[Data items]
++++++++

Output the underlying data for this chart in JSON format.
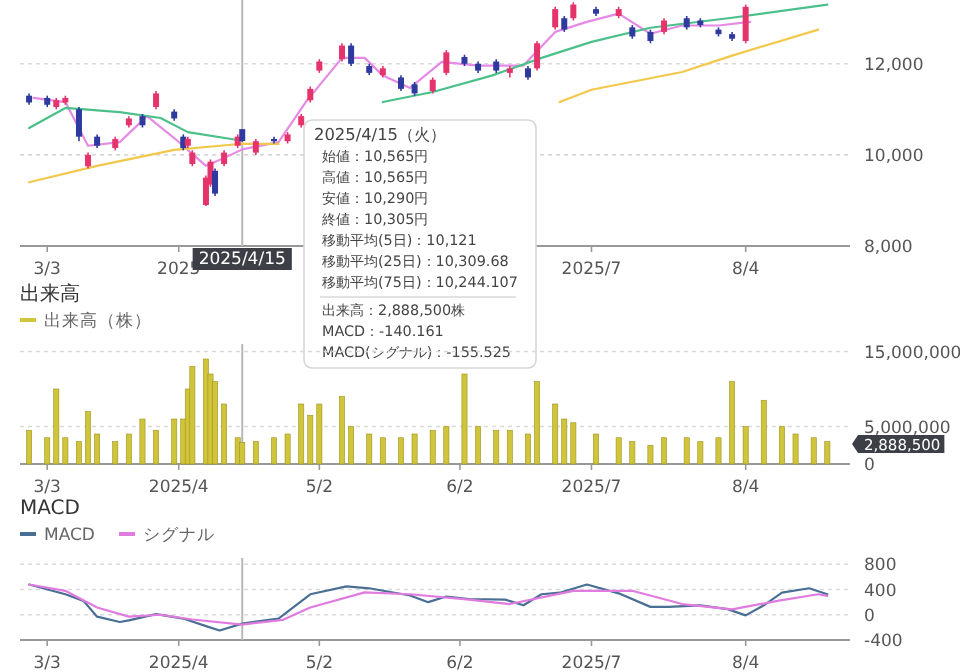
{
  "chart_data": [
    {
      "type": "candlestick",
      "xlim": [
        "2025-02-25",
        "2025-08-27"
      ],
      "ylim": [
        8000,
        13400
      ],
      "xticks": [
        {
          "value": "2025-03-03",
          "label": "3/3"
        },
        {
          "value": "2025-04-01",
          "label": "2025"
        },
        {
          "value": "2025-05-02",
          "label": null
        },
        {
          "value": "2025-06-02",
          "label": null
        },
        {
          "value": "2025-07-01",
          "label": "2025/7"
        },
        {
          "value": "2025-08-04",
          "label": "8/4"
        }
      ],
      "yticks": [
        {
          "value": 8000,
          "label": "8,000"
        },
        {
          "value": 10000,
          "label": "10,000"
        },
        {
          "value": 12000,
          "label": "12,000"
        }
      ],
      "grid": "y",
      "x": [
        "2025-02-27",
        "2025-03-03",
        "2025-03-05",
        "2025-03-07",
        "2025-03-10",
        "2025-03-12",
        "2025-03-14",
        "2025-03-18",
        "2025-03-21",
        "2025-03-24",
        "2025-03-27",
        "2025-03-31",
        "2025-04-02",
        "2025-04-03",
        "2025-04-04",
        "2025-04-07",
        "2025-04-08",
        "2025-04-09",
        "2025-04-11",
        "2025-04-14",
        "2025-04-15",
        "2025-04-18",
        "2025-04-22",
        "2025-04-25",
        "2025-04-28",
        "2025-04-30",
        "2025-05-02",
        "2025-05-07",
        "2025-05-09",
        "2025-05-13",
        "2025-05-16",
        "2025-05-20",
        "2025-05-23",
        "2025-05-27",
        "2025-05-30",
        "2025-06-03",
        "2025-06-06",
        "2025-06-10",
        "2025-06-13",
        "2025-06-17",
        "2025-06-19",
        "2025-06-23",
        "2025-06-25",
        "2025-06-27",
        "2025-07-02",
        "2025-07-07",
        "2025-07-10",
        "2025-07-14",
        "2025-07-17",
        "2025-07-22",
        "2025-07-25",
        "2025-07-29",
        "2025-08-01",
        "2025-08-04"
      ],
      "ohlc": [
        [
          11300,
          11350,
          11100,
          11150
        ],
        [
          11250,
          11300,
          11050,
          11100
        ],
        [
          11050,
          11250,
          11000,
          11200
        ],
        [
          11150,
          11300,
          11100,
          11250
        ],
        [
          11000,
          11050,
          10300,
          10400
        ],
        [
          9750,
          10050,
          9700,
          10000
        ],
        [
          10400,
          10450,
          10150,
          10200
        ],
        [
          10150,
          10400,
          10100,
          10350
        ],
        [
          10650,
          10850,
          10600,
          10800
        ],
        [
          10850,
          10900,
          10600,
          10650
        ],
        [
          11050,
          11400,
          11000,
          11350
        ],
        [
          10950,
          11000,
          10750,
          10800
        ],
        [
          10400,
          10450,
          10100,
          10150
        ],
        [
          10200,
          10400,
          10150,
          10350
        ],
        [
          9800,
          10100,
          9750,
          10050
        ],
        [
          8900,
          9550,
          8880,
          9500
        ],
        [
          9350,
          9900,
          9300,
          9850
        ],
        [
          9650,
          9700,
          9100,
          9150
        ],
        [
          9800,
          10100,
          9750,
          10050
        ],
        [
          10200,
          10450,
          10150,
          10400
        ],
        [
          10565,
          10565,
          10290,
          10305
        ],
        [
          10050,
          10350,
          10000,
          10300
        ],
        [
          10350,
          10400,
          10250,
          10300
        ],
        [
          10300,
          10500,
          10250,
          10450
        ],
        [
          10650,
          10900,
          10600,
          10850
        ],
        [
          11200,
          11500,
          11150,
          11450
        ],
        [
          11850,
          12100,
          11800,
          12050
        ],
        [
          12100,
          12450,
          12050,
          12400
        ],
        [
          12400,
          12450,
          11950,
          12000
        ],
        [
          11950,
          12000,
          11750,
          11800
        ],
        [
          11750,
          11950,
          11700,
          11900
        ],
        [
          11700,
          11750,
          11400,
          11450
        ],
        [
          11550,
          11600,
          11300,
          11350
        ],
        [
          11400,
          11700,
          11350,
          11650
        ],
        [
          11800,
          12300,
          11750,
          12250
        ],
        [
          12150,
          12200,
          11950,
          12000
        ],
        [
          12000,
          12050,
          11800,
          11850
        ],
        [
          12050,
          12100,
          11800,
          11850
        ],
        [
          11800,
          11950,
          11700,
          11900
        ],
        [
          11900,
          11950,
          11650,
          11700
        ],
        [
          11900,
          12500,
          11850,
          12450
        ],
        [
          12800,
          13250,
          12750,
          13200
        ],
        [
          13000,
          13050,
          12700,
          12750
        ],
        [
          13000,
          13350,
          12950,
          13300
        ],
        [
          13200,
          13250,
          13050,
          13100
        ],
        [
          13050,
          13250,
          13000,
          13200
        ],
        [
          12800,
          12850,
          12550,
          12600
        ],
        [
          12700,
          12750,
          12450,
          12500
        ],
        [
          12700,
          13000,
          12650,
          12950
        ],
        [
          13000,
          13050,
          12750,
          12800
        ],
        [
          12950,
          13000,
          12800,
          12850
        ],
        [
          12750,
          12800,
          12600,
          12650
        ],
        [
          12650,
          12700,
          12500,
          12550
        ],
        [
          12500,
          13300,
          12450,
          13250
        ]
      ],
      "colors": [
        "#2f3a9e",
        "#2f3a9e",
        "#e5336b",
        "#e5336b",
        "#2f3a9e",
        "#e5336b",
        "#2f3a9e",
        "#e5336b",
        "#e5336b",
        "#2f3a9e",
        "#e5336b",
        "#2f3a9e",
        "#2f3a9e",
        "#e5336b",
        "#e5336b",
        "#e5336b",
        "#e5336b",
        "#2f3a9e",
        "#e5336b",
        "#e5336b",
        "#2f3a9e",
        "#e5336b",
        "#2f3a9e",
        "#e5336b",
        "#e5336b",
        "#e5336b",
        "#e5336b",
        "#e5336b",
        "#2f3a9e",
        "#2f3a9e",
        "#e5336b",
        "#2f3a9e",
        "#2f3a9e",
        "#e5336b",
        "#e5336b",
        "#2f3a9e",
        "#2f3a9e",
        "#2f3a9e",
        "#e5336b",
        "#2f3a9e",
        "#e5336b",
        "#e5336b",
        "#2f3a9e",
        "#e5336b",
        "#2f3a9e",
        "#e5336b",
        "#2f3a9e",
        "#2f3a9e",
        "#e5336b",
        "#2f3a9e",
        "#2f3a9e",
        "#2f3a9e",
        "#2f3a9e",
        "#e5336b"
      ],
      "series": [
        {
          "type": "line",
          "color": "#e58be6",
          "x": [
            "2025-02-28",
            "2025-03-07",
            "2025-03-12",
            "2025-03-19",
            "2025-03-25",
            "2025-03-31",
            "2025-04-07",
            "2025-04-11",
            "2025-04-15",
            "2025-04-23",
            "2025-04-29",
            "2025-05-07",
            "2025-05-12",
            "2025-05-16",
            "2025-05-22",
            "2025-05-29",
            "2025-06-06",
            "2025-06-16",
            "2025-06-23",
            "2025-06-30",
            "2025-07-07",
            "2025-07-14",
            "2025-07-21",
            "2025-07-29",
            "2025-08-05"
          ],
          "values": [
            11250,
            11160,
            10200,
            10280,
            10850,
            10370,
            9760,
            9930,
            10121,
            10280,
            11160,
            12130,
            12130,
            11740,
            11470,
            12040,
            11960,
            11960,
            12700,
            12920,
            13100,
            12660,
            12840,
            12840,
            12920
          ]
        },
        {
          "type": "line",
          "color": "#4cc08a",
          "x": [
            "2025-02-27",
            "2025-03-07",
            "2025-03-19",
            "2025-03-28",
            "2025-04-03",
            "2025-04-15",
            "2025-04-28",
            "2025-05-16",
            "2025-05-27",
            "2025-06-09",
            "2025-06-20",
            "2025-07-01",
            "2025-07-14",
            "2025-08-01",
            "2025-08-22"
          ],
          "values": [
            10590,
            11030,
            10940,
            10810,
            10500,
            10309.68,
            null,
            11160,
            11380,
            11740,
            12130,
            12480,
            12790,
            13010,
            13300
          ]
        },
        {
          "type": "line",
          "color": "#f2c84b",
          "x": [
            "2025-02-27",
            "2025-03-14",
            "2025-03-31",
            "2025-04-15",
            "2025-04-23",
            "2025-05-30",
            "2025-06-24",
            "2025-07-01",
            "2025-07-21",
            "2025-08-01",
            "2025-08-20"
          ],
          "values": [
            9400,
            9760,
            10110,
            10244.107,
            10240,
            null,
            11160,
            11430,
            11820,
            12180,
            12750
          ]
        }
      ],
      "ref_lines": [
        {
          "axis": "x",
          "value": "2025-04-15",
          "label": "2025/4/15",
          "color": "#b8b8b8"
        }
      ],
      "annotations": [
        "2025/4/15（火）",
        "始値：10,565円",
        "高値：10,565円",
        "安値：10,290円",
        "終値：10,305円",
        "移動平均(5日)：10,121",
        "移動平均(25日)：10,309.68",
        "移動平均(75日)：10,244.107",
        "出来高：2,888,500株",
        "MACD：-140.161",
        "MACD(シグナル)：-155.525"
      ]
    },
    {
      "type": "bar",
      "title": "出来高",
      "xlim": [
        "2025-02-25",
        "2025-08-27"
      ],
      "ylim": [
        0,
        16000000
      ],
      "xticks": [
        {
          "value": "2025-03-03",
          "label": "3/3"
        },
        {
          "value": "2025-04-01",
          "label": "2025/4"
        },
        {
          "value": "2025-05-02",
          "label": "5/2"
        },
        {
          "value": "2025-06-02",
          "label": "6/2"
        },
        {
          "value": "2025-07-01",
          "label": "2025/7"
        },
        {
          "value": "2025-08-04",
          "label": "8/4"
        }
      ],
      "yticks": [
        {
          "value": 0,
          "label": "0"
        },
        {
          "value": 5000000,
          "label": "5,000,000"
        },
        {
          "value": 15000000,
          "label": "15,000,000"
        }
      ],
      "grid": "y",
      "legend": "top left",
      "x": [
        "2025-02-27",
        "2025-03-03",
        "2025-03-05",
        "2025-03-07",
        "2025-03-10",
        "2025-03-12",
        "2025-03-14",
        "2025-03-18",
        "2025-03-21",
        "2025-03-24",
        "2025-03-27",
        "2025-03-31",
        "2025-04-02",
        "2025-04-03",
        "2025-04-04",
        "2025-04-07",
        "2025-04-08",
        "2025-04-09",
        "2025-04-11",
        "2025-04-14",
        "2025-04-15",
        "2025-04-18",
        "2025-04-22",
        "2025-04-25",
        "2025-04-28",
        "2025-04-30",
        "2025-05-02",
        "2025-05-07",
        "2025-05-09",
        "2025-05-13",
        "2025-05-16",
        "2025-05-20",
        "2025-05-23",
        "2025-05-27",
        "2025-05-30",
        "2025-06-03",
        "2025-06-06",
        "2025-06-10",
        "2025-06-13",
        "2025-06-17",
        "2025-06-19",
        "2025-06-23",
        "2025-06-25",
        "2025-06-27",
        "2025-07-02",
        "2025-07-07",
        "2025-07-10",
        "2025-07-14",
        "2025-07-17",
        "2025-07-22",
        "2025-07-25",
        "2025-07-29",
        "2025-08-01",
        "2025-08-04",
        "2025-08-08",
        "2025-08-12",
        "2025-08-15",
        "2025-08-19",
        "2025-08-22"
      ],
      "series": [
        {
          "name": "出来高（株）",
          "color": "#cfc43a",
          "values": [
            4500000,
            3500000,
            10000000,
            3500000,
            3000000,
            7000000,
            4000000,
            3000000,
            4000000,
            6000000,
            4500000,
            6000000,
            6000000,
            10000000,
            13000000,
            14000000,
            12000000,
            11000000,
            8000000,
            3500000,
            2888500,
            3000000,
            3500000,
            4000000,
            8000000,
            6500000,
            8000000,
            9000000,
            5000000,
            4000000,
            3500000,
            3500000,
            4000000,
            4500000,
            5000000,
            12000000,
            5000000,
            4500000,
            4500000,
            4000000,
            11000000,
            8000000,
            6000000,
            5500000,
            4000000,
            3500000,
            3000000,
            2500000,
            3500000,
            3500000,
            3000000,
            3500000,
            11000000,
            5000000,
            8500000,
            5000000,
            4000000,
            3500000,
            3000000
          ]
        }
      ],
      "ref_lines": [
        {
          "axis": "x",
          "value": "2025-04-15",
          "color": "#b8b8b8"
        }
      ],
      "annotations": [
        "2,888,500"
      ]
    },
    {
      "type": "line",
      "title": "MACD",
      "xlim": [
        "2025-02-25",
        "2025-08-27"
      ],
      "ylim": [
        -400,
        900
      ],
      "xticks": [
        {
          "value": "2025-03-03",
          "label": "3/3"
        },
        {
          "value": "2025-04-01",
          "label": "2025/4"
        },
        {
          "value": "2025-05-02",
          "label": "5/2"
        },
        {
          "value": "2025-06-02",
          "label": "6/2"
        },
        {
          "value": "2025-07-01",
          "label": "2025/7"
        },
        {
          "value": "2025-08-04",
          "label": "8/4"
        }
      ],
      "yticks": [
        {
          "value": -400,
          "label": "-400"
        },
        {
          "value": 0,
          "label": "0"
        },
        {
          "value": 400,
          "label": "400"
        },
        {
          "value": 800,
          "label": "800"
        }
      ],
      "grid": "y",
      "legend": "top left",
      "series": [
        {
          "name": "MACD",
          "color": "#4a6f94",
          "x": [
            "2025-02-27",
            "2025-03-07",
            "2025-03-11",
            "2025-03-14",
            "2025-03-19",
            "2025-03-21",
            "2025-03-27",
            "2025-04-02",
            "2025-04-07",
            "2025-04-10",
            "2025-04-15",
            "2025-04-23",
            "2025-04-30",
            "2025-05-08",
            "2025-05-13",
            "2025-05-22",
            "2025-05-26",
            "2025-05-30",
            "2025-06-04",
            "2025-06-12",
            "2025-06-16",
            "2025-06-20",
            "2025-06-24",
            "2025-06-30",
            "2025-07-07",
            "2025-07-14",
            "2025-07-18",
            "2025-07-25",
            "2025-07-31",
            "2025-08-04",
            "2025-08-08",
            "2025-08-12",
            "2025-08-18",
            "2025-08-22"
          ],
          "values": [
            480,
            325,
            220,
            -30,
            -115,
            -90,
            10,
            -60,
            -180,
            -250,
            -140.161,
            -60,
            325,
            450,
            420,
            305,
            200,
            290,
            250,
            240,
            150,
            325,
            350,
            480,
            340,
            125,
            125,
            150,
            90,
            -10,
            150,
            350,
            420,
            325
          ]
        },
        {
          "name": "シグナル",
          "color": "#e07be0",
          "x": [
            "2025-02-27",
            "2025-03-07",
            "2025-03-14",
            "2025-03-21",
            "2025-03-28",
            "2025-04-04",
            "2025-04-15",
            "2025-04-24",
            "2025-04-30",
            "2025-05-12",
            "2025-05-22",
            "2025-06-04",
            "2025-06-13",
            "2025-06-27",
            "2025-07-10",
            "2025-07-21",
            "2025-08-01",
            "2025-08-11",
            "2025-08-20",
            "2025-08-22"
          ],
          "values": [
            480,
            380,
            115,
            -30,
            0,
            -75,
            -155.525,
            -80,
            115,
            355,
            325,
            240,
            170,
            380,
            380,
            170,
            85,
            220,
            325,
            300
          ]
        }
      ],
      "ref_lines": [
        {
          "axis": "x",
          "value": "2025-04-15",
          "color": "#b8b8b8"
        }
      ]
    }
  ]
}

++++++++

__Directions for this task__. Which lines in the records above contain the string "移動平均"? Copy each one.

__Reply to the exercise__.
        "移動平均(5日)：10,121",
        "移動平均(25日)：10,309.68",
        "移動平均(75日)：10,244.107",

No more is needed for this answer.